* **Written exercise**:
Give all the lines below again, exactly, with no pictures.

* **Raw data**:
══════════
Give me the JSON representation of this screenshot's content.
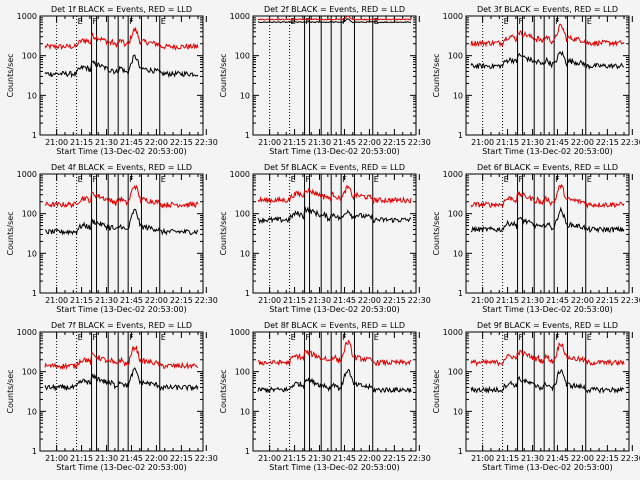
{
  "colors": {
    "events": "#000000",
    "lld": "#e00000",
    "background": "#f4f4f4"
  },
  "chart_data": {
    "type": "line",
    "y_scale": "log",
    "ylim": [
      1,
      1000
    ],
    "ylabel": "Counts/sec",
    "x_tick_labels": [
      "21:00",
      "21:15",
      "21:30",
      "21:45",
      "22:00",
      "22:15",
      "22:30"
    ],
    "xlim_minutes": [
      -3,
      95
    ],
    "xlabel": "Start Time (13-Dec-02 20:53:00)",
    "y_tick_labels": [
      "1",
      "10",
      "100",
      "1000"
    ],
    "y_tick_values": [
      1,
      10,
      100,
      1000
    ],
    "marker_letters": [
      "E",
      "F"
    ],
    "dotted_markers_minutes": [
      7,
      19
    ],
    "flag_markers_minutes": [
      28,
      31,
      38,
      44,
      50,
      58,
      69
    ],
    "marker_labels_min": [
      {
        "t": 19,
        "label": "E"
      },
      {
        "t": 28,
        "label": "F"
      },
      {
        "t": 50,
        "label": "F"
      },
      {
        "t": 69,
        "label": "E"
      }
    ],
    "panels": [
      {
        "title": "Det 1f BLACK = Events, RED = LLD",
        "red_base": 170,
        "black_base": 35,
        "red_peak": 450,
        "black_peak": 95
      },
      {
        "title": "Det 2f BLACK = Events, RED = LLD",
        "red_base": 820,
        "black_base": 700,
        "red_peak": 1000,
        "black_peak": 850
      },
      {
        "title": "Det 3f BLACK = Events, RED = LLD",
        "red_base": 210,
        "black_base": 55,
        "red_peak": 560,
        "black_peak": 120
      },
      {
        "title": "Det 4f BLACK = Events, RED = LLD",
        "red_base": 170,
        "black_base": 35,
        "red_peak": 500,
        "black_peak": 120
      },
      {
        "title": "Det 5f BLACK = Events, RED = LLD",
        "red_base": 220,
        "black_base": 70,
        "red_peak": 450,
        "black_peak": 120
      },
      {
        "title": "Det 6f BLACK = Events, RED = LLD",
        "red_base": 170,
        "black_base": 40,
        "red_peak": 500,
        "black_peak": 120
      },
      {
        "title": "Det 7f BLACK = Events, RED = LLD",
        "red_base": 140,
        "black_base": 40,
        "red_peak": 420,
        "black_peak": 110
      },
      {
        "title": "Det 8f BLACK = Events, RED = LLD",
        "red_base": 170,
        "black_base": 35,
        "red_peak": 550,
        "black_peak": 110
      },
      {
        "title": "Det 9f BLACK = Events, RED = LLD",
        "red_base": 170,
        "black_base": 35,
        "red_peak": 520,
        "black_peak": 110
      }
    ]
  }
}
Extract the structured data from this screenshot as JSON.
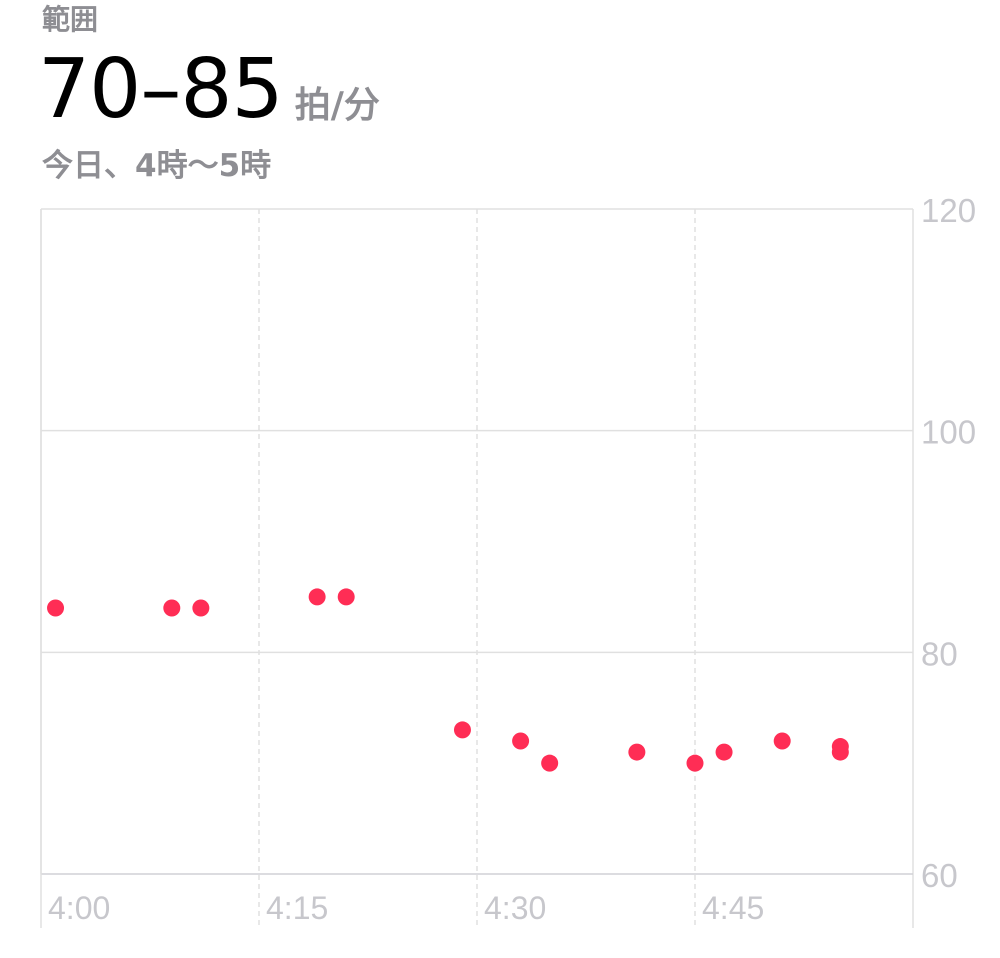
{
  "header": {
    "range_label": "範囲",
    "range_value": "70–85",
    "range_unit": "拍/分",
    "date_range": "今日、4時〜5時"
  },
  "colors": {
    "point": "#ff2d55",
    "grid": "#e0e0e0",
    "axis_text": "#c7c7cc"
  },
  "chart_data": {
    "type": "scatter",
    "title": "",
    "xlabel": "",
    "ylabel": "",
    "xlim": [
      "4:00",
      "5:00"
    ],
    "ylim": [
      60,
      120
    ],
    "yticks": [
      120,
      100,
      80,
      60
    ],
    "xticks": [
      "4:00",
      "4:15",
      "4:30",
      "4:45"
    ],
    "grid": true,
    "series": [
      {
        "points": [
          {
            "x": "4:01",
            "y": 84
          },
          {
            "x": "4:09",
            "y": 84
          },
          {
            "x": "4:11",
            "y": 84
          },
          {
            "x": "4:19",
            "y": 85
          },
          {
            "x": "4:21",
            "y": 85
          },
          {
            "x": "4:29",
            "y": 73
          },
          {
            "x": "4:33",
            "y": 72
          },
          {
            "x": "4:35",
            "y": 70
          },
          {
            "x": "4:41",
            "y": 71
          },
          {
            "x": "4:45",
            "y": 70
          },
          {
            "x": "4:47",
            "y": 71
          },
          {
            "x": "4:51",
            "y": 72
          },
          {
            "x": "4:55",
            "y": 71.5
          },
          {
            "x": "4:55",
            "y": 71
          }
        ]
      }
    ]
  }
}
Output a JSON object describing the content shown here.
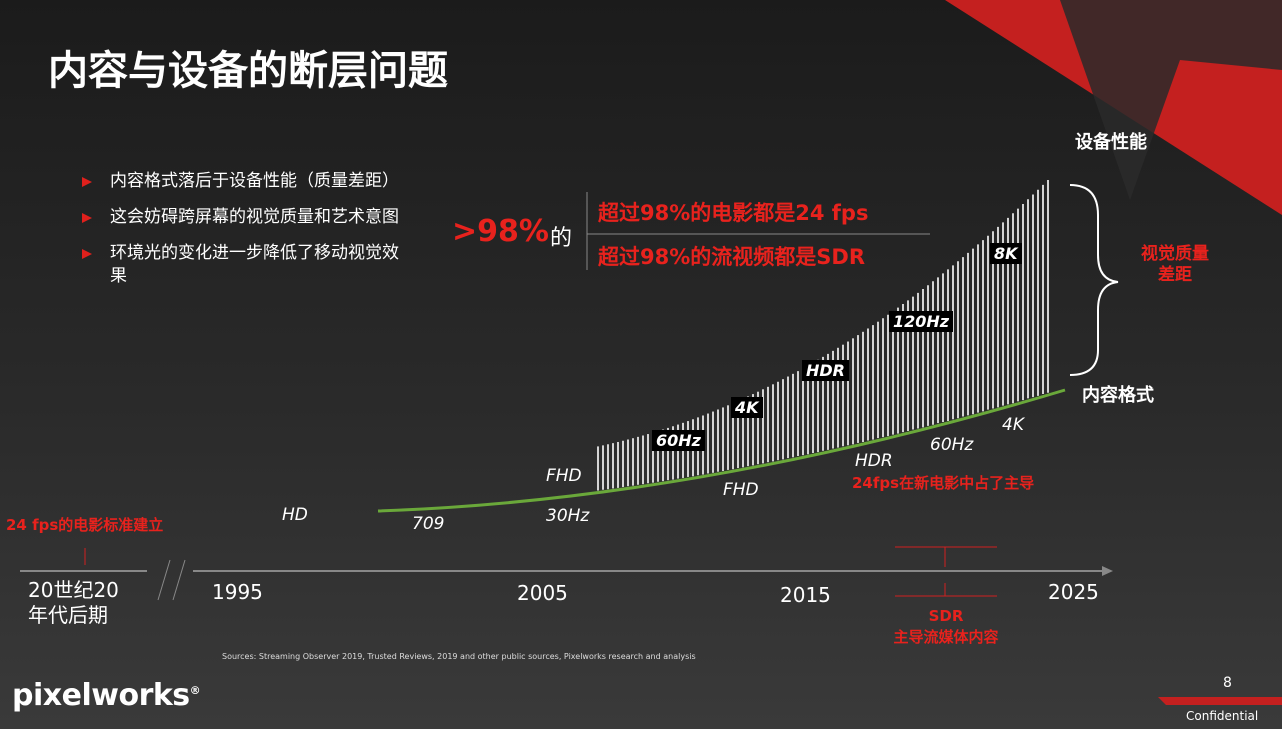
{
  "title": "内容与设备的断层问题",
  "bullets": [
    "内容格式落后于设备性能（质量差距）",
    "这会妨碍跨屏幕的视觉质量和艺术意图",
    "环境光的变化进一步降低了移动视觉效果"
  ],
  "callout": {
    "percent": ">98%",
    "particle": "的",
    "lines": [
      "超过98%的电影都是24 fps",
      "超过98%的流视频都是SDR"
    ]
  },
  "device_axis_label": "设备性能",
  "content_axis_label": "内容格式",
  "gap_label": "视觉质量差距",
  "device_tags": [
    "60Hz",
    "4K",
    "HDR",
    "120Hz",
    "8K"
  ],
  "content_tags": [
    "HD",
    "709",
    "FHD",
    "30Hz",
    "FHD",
    "HDR",
    "60Hz",
    "4K"
  ],
  "content_note": "24fps在新电影中占了主导",
  "timeline": {
    "origin_note": "24 fps的电影标准建立",
    "origin": "20世纪20年代后期",
    "years": [
      "1995",
      "2005",
      "2015",
      "2025"
    ],
    "sdr_note": [
      "SDR",
      "主导流媒体内容"
    ]
  },
  "sources": "Sources: Streaming Observer 2019, Trusted Reviews, 2019 and other public sources, Pixelworks research and analysis",
  "logo": "pixelworks",
  "page_number": "8",
  "footer": "Confidential"
}
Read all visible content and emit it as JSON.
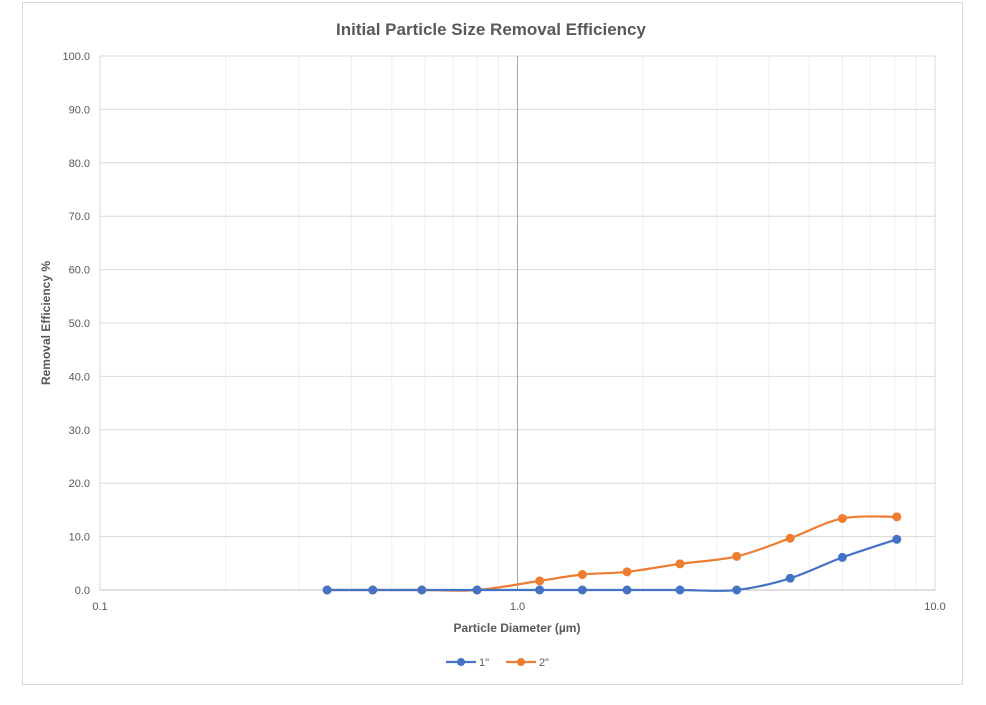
{
  "chart_data": {
    "type": "line",
    "title": "Initial Particle Size Removal Efficiency",
    "xlabel": "Particle Diameter (µm)",
    "ylabel": "Removal Efficiency %",
    "x_scale": "log",
    "xlim": [
      0.1,
      10.0
    ],
    "ylim": [
      0,
      100
    ],
    "x_ticks": [
      "0.1",
      "1.0",
      "10.0"
    ],
    "y_ticks": [
      "0.0",
      "10.0",
      "20.0",
      "30.0",
      "40.0",
      "50.0",
      "60.0",
      "70.0",
      "80.0",
      "90.0",
      "100.0"
    ],
    "grid": true,
    "legend_position": "bottom",
    "series": [
      {
        "name": "1\"",
        "color": "#4472C4",
        "x": [
          0.35,
          0.45,
          0.59,
          0.8,
          1.13,
          1.43,
          1.83,
          2.45,
          3.35,
          4.5,
          6.0,
          8.1
        ],
        "y": [
          0.0,
          0.0,
          0.0,
          0.0,
          0.0,
          0.0,
          0.0,
          0.0,
          0.0,
          2.2,
          6.1,
          9.5
        ]
      },
      {
        "name": "2\"",
        "color": "#ED7D31",
        "x": [
          0.35,
          0.45,
          0.59,
          0.8,
          1.13,
          1.43,
          1.83,
          2.45,
          3.35,
          4.5,
          6.0,
          8.1
        ],
        "y": [
          0.0,
          0.0,
          0.0,
          0.0,
          1.7,
          2.9,
          3.4,
          4.9,
          6.3,
          9.7,
          13.4,
          13.7
        ]
      }
    ]
  }
}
══════════
* **Reply to the task**:
Give me the JSON representation of this screenshot's content.
{
  "colors": {
    "events": "#000000",
    "lld": "#e00000",
    "background": "#f4f4f4"
  },
  "chart_data": {
    "type": "line",
    "y_scale": "log",
    "ylim": [
      1,
      1000
    ],
    "ylabel": "Counts/sec",
    "x_tick_labels": [
      "21:00",
      "21:15",
      "21:30",
      "21:45",
      "22:00",
      "22:15",
      "22:30"
    ],
    "xlim_minutes": [
      -3,
      95
    ],
    "xlabel": "Start Time (13-Dec-02 20:53:00)",
    "y_tick_labels": [
      "1",
      "10",
      "100",
      "1000"
    ],
    "y_tick_values": [
      1,
      10,
      100,
      1000
    ],
    "marker_letters": [
      "E",
      "F"
    ],
    "dotted_markers_minutes": [
      7,
      19
    ],
    "flag_markers_minutes": [
      28,
      31,
      38,
      44,
      50,
      58,
      69
    ],
    "marker_labels_min": [
      {
        "t": 19,
        "label": "E"
      },
      {
        "t": 28,
        "label": "F"
      },
      {
        "t": 50,
        "label": "F"
      },
      {
        "t": 69,
        "label": "E"
      }
    ],
    "panels": [
      {
        "title": "Det 1f BLACK = Events, RED = LLD",
        "red_base": 170,
        "black_base": 35,
        "red_peak": 450,
        "black_peak": 95
      },
      {
        "title": "Det 2f BLACK = Events, RED = LLD",
        "red_base": 820,
        "black_base": 700,
        "red_peak": 1000,
        "black_peak": 850
      },
      {
        "title": "Det 3f BLACK = Events, RED = LLD",
        "red_base": 210,
        "black_base": 55,
        "red_peak": 560,
        "black_peak": 120
      },
      {
        "title": "Det 4f BLACK = Events, RED = LLD",
        "red_base": 170,
        "black_base": 35,
        "red_peak": 500,
        "black_peak": 120
      },
      {
        "title": "Det 5f BLACK = Events, RED = LLD",
        "red_base": 220,
        "black_base": 70,
        "red_peak": 450,
        "black_peak": 120
      },
      {
        "title": "Det 6f BLACK = Events, RED = LLD",
        "red_base": 170,
        "black_base": 40,
        "red_peak": 500,
        "black_peak": 120
      },
      {
        "title": "Det 7f BLACK = Events, RED = LLD",
        "red_base": 140,
        "black_base": 40,
        "red_peak": 420,
        "black_peak": 110
      },
      {
        "title": "Det 8f BLACK = Events, RED = LLD",
        "red_base": 170,
        "black_base": 35,
        "red_peak": 550,
        "black_peak": 110
      },
      {
        "title": "Det 9f BLACK = Events, RED = LLD",
        "red_base": 170,
        "black_base": 35,
        "red_peak": 520,
        "black_peak": 110
      }
    ]
  }
}
Extract the structured data from this screenshot as JSON.
{
  "header": {
    "range_label": "範囲",
    "range_value": "70–85",
    "range_unit": "拍/分",
    "date_range": "今日、4時〜5時"
  },
  "colors": {
    "point": "#ff2d55",
    "grid": "#e0e0e0",
    "axis_text": "#c7c7cc"
  },
  "chart_data": {
    "type": "scatter",
    "title": "",
    "xlabel": "",
    "ylabel": "",
    "xlim": [
      "4:00",
      "5:00"
    ],
    "ylim": [
      60,
      120
    ],
    "yticks": [
      120,
      100,
      80,
      60
    ],
    "xticks": [
      "4:00",
      "4:15",
      "4:30",
      "4:45"
    ],
    "grid": true,
    "series": [
      {
        "points": [
          {
            "x": "4:01",
            "y": 84
          },
          {
            "x": "4:09",
            "y": 84
          },
          {
            "x": "4:11",
            "y": 84
          },
          {
            "x": "4:19",
            "y": 85
          },
          {
            "x": "4:21",
            "y": 85
          },
          {
            "x": "4:29",
            "y": 73
          },
          {
            "x": "4:33",
            "y": 72
          },
          {
            "x": "4:35",
            "y": 70
          },
          {
            "x": "4:41",
            "y": 71
          },
          {
            "x": "4:45",
            "y": 70
          },
          {
            "x": "4:47",
            "y": 71
          },
          {
            "x": "4:51",
            "y": 72
          },
          {
            "x": "4:55",
            "y": 71.5
          },
          {
            "x": "4:55",
            "y": 71
          }
        ]
      }
    ]
  }
}
Output a JSON object describing the content shown here.
{
  "title": "内容与设备的断层问题",
  "bullets": [
    "内容格式落后于设备性能（质量差距）",
    "这会妨碍跨屏幕的视觉质量和艺术意图",
    "环境光的变化进一步降低了移动视觉效果"
  ],
  "callout": {
    "percent": ">98%",
    "particle": "的",
    "lines": [
      "超过98%的电影都是24 fps",
      "超过98%的流视频都是SDR"
    ]
  },
  "device_axis_label": "设备性能",
  "content_axis_label": "内容格式",
  "gap_label": "视觉质量差距",
  "device_tags": [
    "60Hz",
    "4K",
    "HDR",
    "120Hz",
    "8K"
  ],
  "content_tags": [
    "HD",
    "709",
    "FHD",
    "30Hz",
    "FHD",
    "HDR",
    "60Hz",
    "4K"
  ],
  "content_note": "24fps在新电影中占了主导",
  "timeline": {
    "origin_note": "24 fps的电影标准建立",
    "origin": "20世纪20年代后期",
    "years": [
      "1995",
      "2005",
      "2015",
      "2025"
    ],
    "sdr_note": [
      "SDR",
      "主导流媒体内容"
    ]
  },
  "sources": "Sources: Streaming Observer 2019, Trusted Reviews, 2019 and other public sources, Pixelworks research and analysis",
  "logo": "pixelworks",
  "page_number": "8",
  "footer": "Confidential"
}
Read all visible content and emit it as JSON.
{
  "chart_data": {
    "type": "line",
    "title": "Initial Particle Size Removal Efficiency",
    "xlabel": "Particle Diameter (µm)",
    "ylabel": "Removal Efficiency %",
    "x_scale": "log",
    "xlim": [
      0.1,
      10.0
    ],
    "ylim": [
      0,
      100
    ],
    "x_ticks": [
      "0.1",
      "1.0",
      "10.0"
    ],
    "y_ticks": [
      "0.0",
      "10.0",
      "20.0",
      "30.0",
      "40.0",
      "50.0",
      "60.0",
      "70.0",
      "80.0",
      "90.0",
      "100.0"
    ],
    "grid": true,
    "legend_position": "bottom",
    "series": [
      {
        "name": "1\"",
        "color": "#4472C4",
        "x": [
          0.35,
          0.45,
          0.59,
          0.8,
          1.13,
          1.43,
          1.83,
          2.45,
          3.35,
          4.5,
          6.0,
          8.1
        ],
        "y": [
          0.0,
          0.0,
          0.0,
          0.0,
          0.0,
          0.0,
          0.0,
          0.0,
          0.0,
          2.2,
          6.1,
          9.5
        ]
      },
      {
        "name": "2\"",
        "color": "#ED7D31",
        "x": [
          0.35,
          0.45,
          0.59,
          0.8,
          1.13,
          1.43,
          1.83,
          2.45,
          3.35,
          4.5,
          6.0,
          8.1
        ],
        "y": [
          0.0,
          0.0,
          0.0,
          0.0,
          1.7,
          2.9,
          3.4,
          4.9,
          6.3,
          9.7,
          13.4,
          13.7
        ]
      }
    ]
  }
}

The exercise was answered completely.